* **AIM OF THE EXERCISE**
Your task is to restate the data word for word.

* **SUPPLIED MATERIAL**
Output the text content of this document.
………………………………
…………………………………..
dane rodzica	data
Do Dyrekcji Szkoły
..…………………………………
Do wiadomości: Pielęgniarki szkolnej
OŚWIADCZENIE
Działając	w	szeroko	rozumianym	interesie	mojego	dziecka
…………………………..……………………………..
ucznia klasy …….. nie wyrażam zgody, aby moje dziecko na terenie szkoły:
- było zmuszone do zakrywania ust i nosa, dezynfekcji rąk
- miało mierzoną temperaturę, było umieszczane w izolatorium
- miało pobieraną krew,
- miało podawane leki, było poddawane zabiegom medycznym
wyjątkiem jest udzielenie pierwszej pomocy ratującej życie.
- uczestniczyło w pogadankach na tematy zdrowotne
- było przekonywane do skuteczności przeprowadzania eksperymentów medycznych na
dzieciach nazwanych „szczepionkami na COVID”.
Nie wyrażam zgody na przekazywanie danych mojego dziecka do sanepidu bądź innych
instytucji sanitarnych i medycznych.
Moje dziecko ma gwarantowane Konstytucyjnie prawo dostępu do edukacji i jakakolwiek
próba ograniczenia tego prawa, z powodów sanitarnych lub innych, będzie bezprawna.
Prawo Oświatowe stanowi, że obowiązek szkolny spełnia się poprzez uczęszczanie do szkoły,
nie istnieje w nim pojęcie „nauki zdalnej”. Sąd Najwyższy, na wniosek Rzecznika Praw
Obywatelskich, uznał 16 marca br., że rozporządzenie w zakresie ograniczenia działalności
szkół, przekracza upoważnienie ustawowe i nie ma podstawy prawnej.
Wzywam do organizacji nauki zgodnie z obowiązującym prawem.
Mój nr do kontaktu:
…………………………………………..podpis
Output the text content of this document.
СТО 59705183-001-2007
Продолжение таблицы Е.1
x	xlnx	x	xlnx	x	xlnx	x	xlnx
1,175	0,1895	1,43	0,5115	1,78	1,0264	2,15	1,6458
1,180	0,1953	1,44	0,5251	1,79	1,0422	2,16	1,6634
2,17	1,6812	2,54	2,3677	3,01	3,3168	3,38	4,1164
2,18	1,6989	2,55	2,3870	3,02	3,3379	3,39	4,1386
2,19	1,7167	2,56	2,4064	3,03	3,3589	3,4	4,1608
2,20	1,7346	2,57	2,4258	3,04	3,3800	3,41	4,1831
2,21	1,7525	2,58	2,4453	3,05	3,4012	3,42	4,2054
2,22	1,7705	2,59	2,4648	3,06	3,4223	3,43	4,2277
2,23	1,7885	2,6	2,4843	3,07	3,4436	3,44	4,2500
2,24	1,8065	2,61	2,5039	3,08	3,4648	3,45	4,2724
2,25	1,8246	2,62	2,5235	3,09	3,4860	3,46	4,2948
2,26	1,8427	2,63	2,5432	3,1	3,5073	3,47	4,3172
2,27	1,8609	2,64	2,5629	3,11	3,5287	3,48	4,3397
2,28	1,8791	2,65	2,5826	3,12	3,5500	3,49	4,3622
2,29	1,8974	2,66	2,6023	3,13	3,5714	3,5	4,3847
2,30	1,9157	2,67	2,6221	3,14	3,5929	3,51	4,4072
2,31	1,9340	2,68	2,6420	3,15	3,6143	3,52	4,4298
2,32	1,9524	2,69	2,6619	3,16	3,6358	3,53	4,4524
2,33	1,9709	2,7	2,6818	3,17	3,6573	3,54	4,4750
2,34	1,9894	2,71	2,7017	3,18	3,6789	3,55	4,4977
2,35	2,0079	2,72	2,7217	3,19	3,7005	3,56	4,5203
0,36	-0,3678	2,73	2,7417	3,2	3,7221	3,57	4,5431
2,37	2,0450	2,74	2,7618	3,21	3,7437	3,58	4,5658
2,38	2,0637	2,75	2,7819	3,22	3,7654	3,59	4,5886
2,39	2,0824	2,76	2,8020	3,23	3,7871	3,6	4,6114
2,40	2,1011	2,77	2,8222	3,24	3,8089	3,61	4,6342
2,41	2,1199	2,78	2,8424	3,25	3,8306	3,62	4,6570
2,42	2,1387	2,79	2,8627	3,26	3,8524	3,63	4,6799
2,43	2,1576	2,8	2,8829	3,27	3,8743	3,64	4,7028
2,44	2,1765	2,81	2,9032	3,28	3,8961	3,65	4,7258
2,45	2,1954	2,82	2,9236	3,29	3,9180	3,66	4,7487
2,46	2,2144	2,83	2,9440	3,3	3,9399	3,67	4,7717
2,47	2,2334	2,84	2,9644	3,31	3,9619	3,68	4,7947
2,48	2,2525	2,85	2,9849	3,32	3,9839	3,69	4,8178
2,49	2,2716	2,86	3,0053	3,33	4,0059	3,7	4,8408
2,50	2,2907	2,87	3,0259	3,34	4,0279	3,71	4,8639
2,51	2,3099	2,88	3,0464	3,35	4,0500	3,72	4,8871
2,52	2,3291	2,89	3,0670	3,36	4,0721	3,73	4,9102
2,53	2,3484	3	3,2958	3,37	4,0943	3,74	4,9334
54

* **ANSWER TO THE EXERCISE**
Output the text content of this document.
………………………………
…………………………………..
dane rodzica	data
Do Dyrekcji Szkoły
..…………………………………
Do wiadomości: Pielęgniarki szkolnej
OŚWIADCZENIE
Działając	w	szeroko	rozumianym	interesie	mojego	dziecka
…………………………..……………………………..
ucznia klasy …….. nie wyrażam zgody, aby moje dziecko na terenie szkoły:
- było zmuszone do zakrywania ust i nosa, dezynfekcji rąk
- miało mierzoną temperaturę, było umieszczane w izolatorium
- miało pobieraną krew,
- miało podawane leki, było poddawane zabiegom medycznym
wyjątkiem jest udzielenie pierwszej pomocy ratującej życie.
- uczestniczyło w pogadankach na tematy zdrowotne
- było przekonywane do skuteczności przeprowadzania eksperymentów medycznych na
dzieciach nazwanych „szczepionkami na COVID”.
Nie wyrażam zgody na przekazywanie danych mojego dziecka do sanepidu bądź innych
instytucji sanitarnych i medycznych.
Moje dziecko ma gwarantowane Konstytucyjnie prawo dostępu do edukacji i jakakolwiek
próba ograniczenia tego prawa, z powodów sanitarnych lub innych, będzie bezprawna.
Prawo Oświatowe stanowi, że obowiązek szkolny spełnia się poprzez uczęszczanie do szkoły,
nie istnieje w nim pojęcie „nauki zdalnej”. Sąd Najwyższy, na wniosek Rzecznika Praw
Obywatelskich, uznał 16 marca br., że rozporządzenie w zakresie ograniczenia działalności
szkół, przekracza upoważnienie ustawowe i nie ma podstawy prawnej.
Wzywam do organizacji nauki zgodnie z obowiązującym prawem.
Mój nr do kontaktu:
…………………………………………..podpis
Output the text content of this document.
СТО 59705183-001-2007
Продолжение таблицы Е.1
x	xlnx	x	xlnx	x	xlnx	x	xlnx
1,175	0,1895	1,43	0,5115	1,78	1,0264	2,15	1,6458
1,180	0,1953	1,44	0,5251	1,79	1,0422	2,16	1,6634
2,17	1,6812	2,54	2,3677	3,01	3,3168	3,38	4,1164
2,18	1,6989	2,55	2,3870	3,02	3,3379	3,39	4,1386
2,19	1,7167	2,56	2,4064	3,03	3,3589	3,4	4,1608
2,20	1,7346	2,57	2,4258	3,04	3,3800	3,41	4,1831
2,21	1,7525	2,58	2,4453	3,05	3,4012	3,42	4,2054
2,22	1,7705	2,59	2,4648	3,06	3,4223	3,43	4,2277
2,23	1,7885	2,6	2,4843	3,07	3,4436	3,44	4,2500
2,24	1,8065	2,61	2,5039	3,08	3,4648	3,45	4,2724
2,25	1,8246	2,62	2,5235	3,09	3,4860	3,46	4,2948
2,26	1,8427	2,63	2,5432	3,1	3,5073	3,47	4,3172
2,27	1,8609	2,64	2,5629	3,11	3,5287	3,48	4,3397
2,28	1,8791	2,65	2,5826	3,12	3,5500	3,49	4,3622
2,29	1,8974	2,66	2,6023	3,13	3,5714	3,5	4,3847
2,30	1,9157	2,67	2,6221	3,14	3,5929	3,51	4,4072
2,31	1,9340	2,68	2,6420	3,15	3,6143	3,52	4,4298
2,32	1,9524	2,69	2,6619	3,16	3,6358	3,53	4,4524
2,33	1,9709	2,7	2,6818	3,17	3,6573	3,54	4,4750
2,34	1,9894	2,71	2,7017	3,18	3,6789	3,55	4,4977
2,35	2,0079	2,72	2,7217	3,19	3,7005	3,56	4,5203
0,36	-0,3678	2,73	2,7417	3,2	3,7221	3,57	4,5431
2,37	2,0450	2,74	2,7618	3,21	3,7437	3,58	4,5658
2,38	2,0637	2,75	2,7819	3,22	3,7654	3,59	4,5886
2,39	2,0824	2,76	2,8020	3,23	3,7871	3,6	4,6114
2,40	2,1011	2,77	2,8222	3,24	3,8089	3,61	4,6342
2,41	2,1199	2,78	2,8424	3,25	3,8306	3,62	4,6570
2,42	2,1387	2,79	2,8627	3,26	3,8524	3,63	4,6799
2,43	2,1576	2,8	2,8829	3,27	3,8743	3,64	4,7028
2,44	2,1765	2,81	2,9032	3,28	3,8961	3,65	4,7258
2,45	2,1954	2,82	2,9236	3,29	3,9180	3,66	4,7487
2,46	2,2144	2,83	2,9440	3,3	3,9399	3,67	4,7717
2,47	2,2334	2,84	2,9644	3,31	3,9619	3,68	4,7947
2,48	2,2525	2,85	2,9849	3,32	3,9839	3,69	4,8178
2,49	2,2716	2,86	3,0053	3,33	4,0059	3,7	4,8408
2,50	2,2907	2,87	3,0259	3,34	4,0279	3,71	4,8639
2,51	2,3099	2,88	3,0464	3,35	4,0500	3,72	4,8871
2,52	2,3291	2,89	3,0670	3,36	4,0721	3,73	4,9102
2,53	2,3484	3	3,2958	3,37	4,0943	3,74	4,9334
54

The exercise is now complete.